── Given entries ──
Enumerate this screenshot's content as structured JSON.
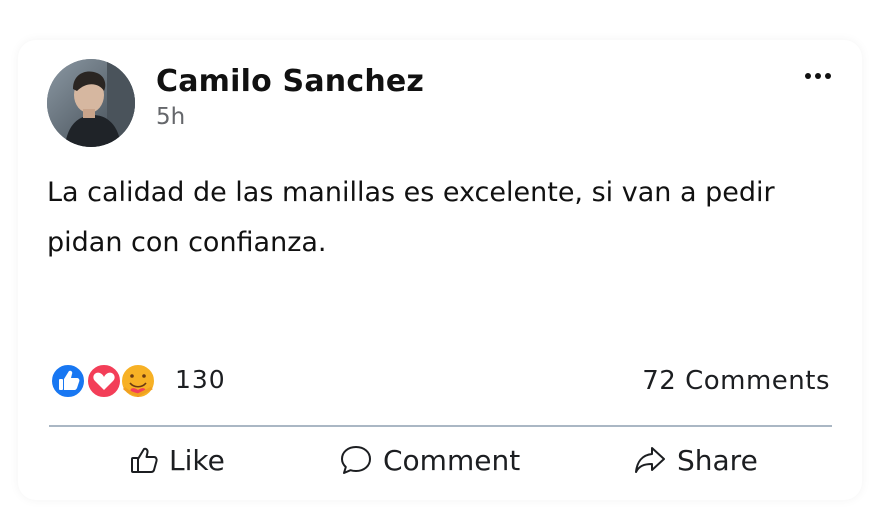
{
  "post": {
    "author": "Camilo Sanchez",
    "time": "5h",
    "text": "La calidad de las manillas es excelente, si van a pedir pidan con confianza.",
    "reactions": {
      "icons": [
        "like-icon",
        "love-icon",
        "care-icon"
      ],
      "count": "130"
    },
    "comments_count": "72 Comments"
  },
  "actions": {
    "like_label": "Like",
    "comment_label": "Comment",
    "share_label": "Share"
  },
  "colors": {
    "like_blue": "#1877f2",
    "love_red": "#f33e58",
    "care_yellow": "#f7b125",
    "divider": "#aab7c4",
    "secondary_text": "#65676b"
  }
}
───
# Given instruction:
Take the listing above and restate it word for word, without its pictures.

# Full solution:
Enumerate this screenshot's content as structured JSON.
{
  "post": {
    "author": "Camilo Sanchez",
    "time": "5h",
    "text": "La calidad de las manillas es excelente, si van a pedir pidan con confianza.",
    "reactions": {
      "icons": [
        "like-icon",
        "love-icon",
        "care-icon"
      ],
      "count": "130"
    },
    "comments_count": "72 Comments"
  },
  "actions": {
    "like_label": "Like",
    "comment_label": "Comment",
    "share_label": "Share"
  },
  "colors": {
    "like_blue": "#1877f2",
    "love_red": "#f33e58",
    "care_yellow": "#f7b125",
    "divider": "#aab7c4",
    "secondary_text": "#65676b"
  }
}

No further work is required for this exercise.